* _SET TASK_: Return every record verbatim.

==== GIVEN RECORDS

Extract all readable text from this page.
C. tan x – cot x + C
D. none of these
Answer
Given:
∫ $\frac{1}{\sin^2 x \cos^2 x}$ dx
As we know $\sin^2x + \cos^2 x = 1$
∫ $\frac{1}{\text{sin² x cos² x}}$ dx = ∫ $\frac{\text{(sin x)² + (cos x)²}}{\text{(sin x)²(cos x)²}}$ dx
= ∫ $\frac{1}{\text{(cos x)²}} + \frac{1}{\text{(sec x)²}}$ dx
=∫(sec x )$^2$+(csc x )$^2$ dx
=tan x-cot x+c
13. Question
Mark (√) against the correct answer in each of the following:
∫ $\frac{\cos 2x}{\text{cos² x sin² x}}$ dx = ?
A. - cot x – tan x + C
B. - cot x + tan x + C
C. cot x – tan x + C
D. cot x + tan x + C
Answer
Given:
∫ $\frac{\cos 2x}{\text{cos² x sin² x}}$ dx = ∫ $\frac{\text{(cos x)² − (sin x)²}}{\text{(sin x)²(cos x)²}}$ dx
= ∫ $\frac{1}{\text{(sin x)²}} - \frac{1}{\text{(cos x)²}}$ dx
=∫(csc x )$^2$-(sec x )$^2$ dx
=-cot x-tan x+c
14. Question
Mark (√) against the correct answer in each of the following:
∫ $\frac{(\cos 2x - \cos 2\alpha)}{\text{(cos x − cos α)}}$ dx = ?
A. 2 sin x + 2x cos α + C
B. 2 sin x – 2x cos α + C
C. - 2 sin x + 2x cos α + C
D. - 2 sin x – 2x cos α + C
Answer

========

* _EXERCISE ANSWER_:
Extract all readable text from this page.
C. tan x – cot x + C
D. none of these
Answer
Given:
∫ $\frac{1}{\sin^2 x \cos^2 x}$ dx
As we know $\sin^2x + \cos^2 x = 1$
∫ $\frac{1}{\text{sin² x cos² x}}$ dx = ∫ $\frac{\text{(sin x)² + (cos x)²}}{\text{(sin x)²(cos x)²}}$ dx
= ∫ $\frac{1}{\text{(cos x)²}} + \frac{1}{\text{(sec x)²}}$ dx
=∫(sec x )$^2$+(csc x )$^2$ dx
=tan x-cot x+c
13. Question
Mark (√) against the correct answer in each of the following:
∫ $\frac{\cos 2x}{\text{cos² x sin² x}}$ dx = ?
A. - cot x – tan x + C
B. - cot x + tan x + C
C. cot x – tan x + C
D. cot x + tan x + C
Answer
Given:
∫ $\frac{\cos 2x}{\text{cos² x sin² x}}$ dx = ∫ $\frac{\text{(cos x)² − (sin x)²}}{\text{(sin x)²(cos x)²}}$ dx
= ∫ $\frac{1}{\text{(sin x)²}} - \frac{1}{\text{(cos x)²}}$ dx
=∫(csc x )$^2$-(sec x )$^2$ dx
=-cot x-tan x+c
14. Question
Mark (√) against the correct answer in each of the following:
∫ $\frac{(\cos 2x - \cos 2\alpha)}{\text{(cos x − cos α)}}$ dx = ?
A. 2 sin x + 2x cos α + C
B. 2 sin x – 2x cos α + C
C. - 2 sin x + 2x cos α + C
D. - 2 sin x – 2x cos α + C
Answer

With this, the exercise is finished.